Please return all lines in the listing holding the word "JSON".

....

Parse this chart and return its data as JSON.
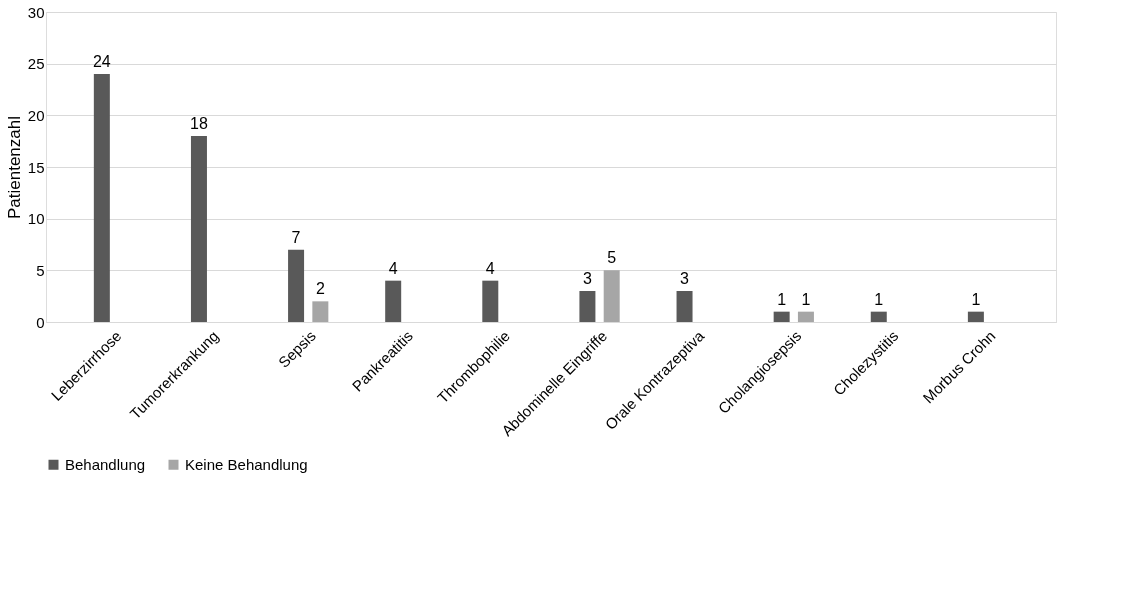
{
  "chart_data": {
    "type": "bar",
    "ylabel": "Patientenzahl",
    "categories": [
      "Leberzirrhose",
      "Tumorerkrankung",
      "Sepsis",
      "Pankreatitis",
      "Thrombophilie",
      "Abdominelle Eingriffe",
      "Orale Kontrazeptiva",
      "Cholangiosepsis",
      "Cholezystitis",
      "Morbus Crohn"
    ],
    "series": [
      {
        "name": "Behandlung",
        "color": "#595959",
        "values": [
          24,
          18,
          7,
          4,
          4,
          3,
          3,
          1,
          1,
          1
        ]
      },
      {
        "name": "Keine Behandlung",
        "color": "#a6a6a6",
        "values": [
          null,
          null,
          2,
          null,
          null,
          5,
          null,
          1,
          null,
          null
        ]
      }
    ],
    "ylim": [
      0,
      30
    ],
    "yticks": [
      0,
      5,
      10,
      15,
      20,
      25,
      30
    ],
    "grid": "y",
    "legend": "bottom",
    "data_labels": true
  }
}
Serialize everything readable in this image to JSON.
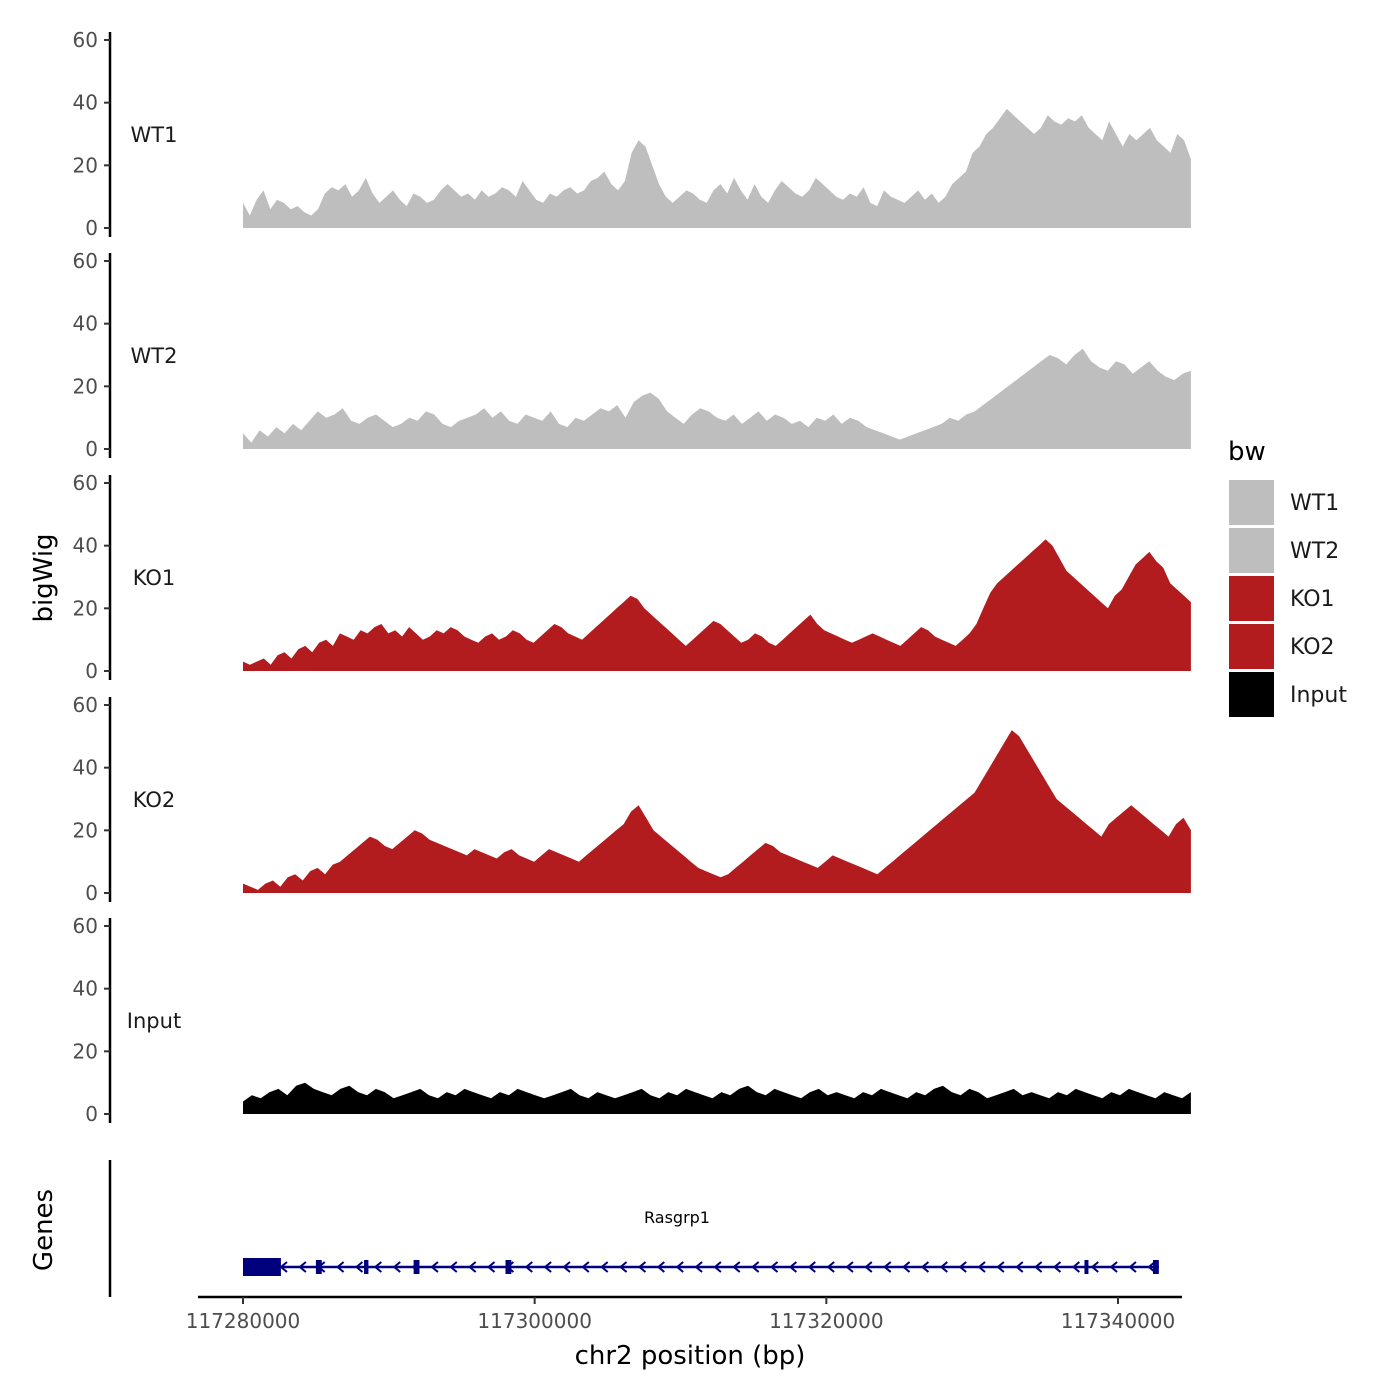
{
  "chart_data": {
    "type": "area",
    "ylabel": "bigWig",
    "xlabel": "chr2 position (bp)",
    "ylim": [
      0,
      60
    ],
    "y_ticks": [
      0,
      20,
      40,
      60
    ],
    "xlim": [
      117276000,
      117345000
    ],
    "x_ticks": [
      117280000,
      117300000,
      117320000,
      117340000
    ],
    "x_tick_labels": [
      "117280000",
      "117300000",
      "117320000",
      "117340000"
    ],
    "x_start": 117280000,
    "x_end": 117345000,
    "genes_label": "Genes",
    "legend": {
      "title": "bw",
      "items": [
        {
          "label": "WT1",
          "color": "#bebebe"
        },
        {
          "label": "WT2",
          "color": "#bebebe"
        },
        {
          "label": "KO1",
          "color": "#b21c1f"
        },
        {
          "label": "KO2",
          "color": "#b21c1f"
        },
        {
          "label": "Input",
          "color": "#000000"
        }
      ]
    },
    "series": [
      {
        "name": "WT1",
        "color": "#bebebe",
        "values": [
          8,
          4,
          9,
          12,
          6,
          9,
          8,
          6,
          7,
          5,
          4,
          6,
          11,
          13,
          12,
          14,
          10,
          12,
          16,
          11,
          8,
          10,
          12,
          9,
          7,
          11,
          10,
          8,
          9,
          12,
          14,
          12,
          10,
          11,
          9,
          12,
          10,
          11,
          13,
          12,
          10,
          15,
          12,
          9,
          8,
          11,
          10,
          12,
          13,
          11,
          12,
          15,
          16,
          18,
          14,
          12,
          15,
          24,
          28,
          26,
          20,
          14,
          10,
          8,
          10,
          12,
          11,
          9,
          8,
          12,
          14,
          11,
          16,
          12,
          9,
          14,
          10,
          8,
          12,
          15,
          13,
          11,
          10,
          12,
          16,
          14,
          12,
          10,
          9,
          11,
          10,
          13,
          8,
          7,
          12,
          10,
          9,
          8,
          10,
          12,
          9,
          11,
          8,
          10,
          14,
          16,
          18,
          24,
          26,
          30,
          32,
          35,
          38,
          36,
          34,
          32,
          30,
          32,
          36,
          34,
          33,
          35,
          34,
          36,
          32,
          30,
          28,
          34,
          30,
          26,
          30,
          28,
          30,
          32,
          28,
          26,
          24,
          30,
          28,
          22
        ]
      },
      {
        "name": "WT2",
        "color": "#bebebe",
        "values": [
          5,
          2,
          6,
          4,
          7,
          5,
          8,
          6,
          9,
          12,
          10,
          11,
          13,
          9,
          8,
          10,
          11,
          9,
          7,
          8,
          10,
          9,
          12,
          11,
          8,
          7,
          9,
          10,
          11,
          13,
          10,
          12,
          9,
          8,
          11,
          10,
          9,
          12,
          8,
          7,
          10,
          9,
          11,
          13,
          12,
          14,
          10,
          15,
          17,
          18,
          16,
          12,
          10,
          8,
          11,
          13,
          12,
          10,
          9,
          11,
          8,
          10,
          12,
          9,
          11,
          10,
          8,
          9,
          7,
          10,
          9,
          11,
          8,
          10,
          9,
          7,
          6,
          5,
          4,
          3,
          4,
          5,
          6,
          7,
          8,
          10,
          9,
          11,
          12,
          14,
          16,
          18,
          20,
          22,
          24,
          26,
          28,
          30,
          29,
          27,
          30,
          32,
          28,
          26,
          25,
          28,
          27,
          24,
          26,
          28,
          25,
          23,
          22,
          24,
          25
        ]
      },
      {
        "name": "KO1",
        "color": "#b21c1f",
        "values": [
          3,
          2,
          3,
          4,
          2,
          5,
          6,
          4,
          7,
          8,
          6,
          9,
          10,
          8,
          12,
          11,
          10,
          13,
          12,
          14,
          15,
          12,
          13,
          11,
          14,
          12,
          10,
          11,
          13,
          12,
          14,
          13,
          11,
          10,
          9,
          11,
          12,
          10,
          11,
          13,
          12,
          10,
          9,
          11,
          13,
          15,
          14,
          12,
          11,
          10,
          12,
          14,
          16,
          18,
          20,
          22,
          24,
          23,
          20,
          18,
          16,
          14,
          12,
          10,
          8,
          10,
          12,
          14,
          16,
          15,
          13,
          11,
          9,
          10,
          12,
          11,
          9,
          8,
          10,
          12,
          14,
          16,
          18,
          15,
          13,
          12,
          11,
          10,
          9,
          10,
          11,
          12,
          11,
          10,
          9,
          8,
          10,
          12,
          14,
          13,
          11,
          10,
          9,
          8,
          10,
          12,
          15,
          20,
          25,
          28,
          30,
          32,
          34,
          36,
          38,
          40,
          42,
          40,
          36,
          32,
          30,
          28,
          26,
          24,
          22,
          20,
          24,
          26,
          30,
          34,
          36,
          38,
          35,
          33,
          28,
          26,
          24,
          22
        ]
      },
      {
        "name": "KO2",
        "color": "#b21c1f",
        "values": [
          3,
          2,
          1,
          3,
          4,
          2,
          5,
          6,
          4,
          7,
          8,
          6,
          9,
          10,
          12,
          14,
          16,
          18,
          17,
          15,
          14,
          16,
          18,
          20,
          19,
          17,
          16,
          15,
          14,
          13,
          12,
          14,
          13,
          12,
          11,
          13,
          14,
          12,
          11,
          10,
          12,
          14,
          13,
          12,
          11,
          10,
          12,
          14,
          16,
          18,
          20,
          22,
          26,
          28,
          24,
          20,
          18,
          16,
          14,
          12,
          10,
          8,
          7,
          6,
          5,
          6,
          8,
          10,
          12,
          14,
          16,
          15,
          13,
          12,
          11,
          10,
          9,
          8,
          10,
          12,
          11,
          10,
          9,
          8,
          7,
          6,
          8,
          10,
          12,
          14,
          16,
          18,
          20,
          22,
          24,
          26,
          28,
          30,
          32,
          36,
          40,
          44,
          48,
          52,
          50,
          46,
          42,
          38,
          34,
          30,
          28,
          26,
          24,
          22,
          20,
          18,
          22,
          24,
          26,
          28,
          26,
          24,
          22,
          20,
          18,
          22,
          24,
          20
        ]
      },
      {
        "name": "Input",
        "color": "#000000",
        "values": [
          4,
          6,
          5,
          7,
          8,
          6,
          9,
          10,
          8,
          7,
          6,
          8,
          9,
          7,
          6,
          8,
          7,
          5,
          6,
          7,
          8,
          6,
          5,
          7,
          6,
          8,
          7,
          6,
          5,
          7,
          6,
          8,
          7,
          6,
          5,
          6,
          7,
          8,
          6,
          5,
          7,
          6,
          5,
          6,
          7,
          8,
          6,
          5,
          7,
          6,
          8,
          7,
          6,
          5,
          7,
          6,
          8,
          9,
          7,
          6,
          8,
          7,
          6,
          5,
          7,
          8,
          6,
          7,
          6,
          5,
          7,
          6,
          8,
          7,
          6,
          5,
          7,
          6,
          8,
          9,
          7,
          6,
          8,
          7,
          5,
          6,
          7,
          8,
          6,
          7,
          6,
          5,
          7,
          6,
          8,
          7,
          6,
          5,
          7,
          6,
          8,
          7,
          6,
          5,
          7,
          6,
          5,
          7
        ]
      }
    ],
    "gene": {
      "name": "Rasgrp1",
      "strand": "-",
      "color": "#00007f",
      "start": 117280000,
      "end": 117342800,
      "exons": [
        [
          117280000,
          117282600
        ],
        [
          117285000,
          117285400
        ],
        [
          117288300,
          117288600
        ],
        [
          117291700,
          117292100
        ],
        [
          117298000,
          117298400
        ],
        [
          117337700,
          117337900
        ],
        [
          117342400,
          117342800
        ]
      ]
    }
  }
}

....

[Your response]
Parse this chart and return its data as JSON.
Serialize everything readable in this image to JSON.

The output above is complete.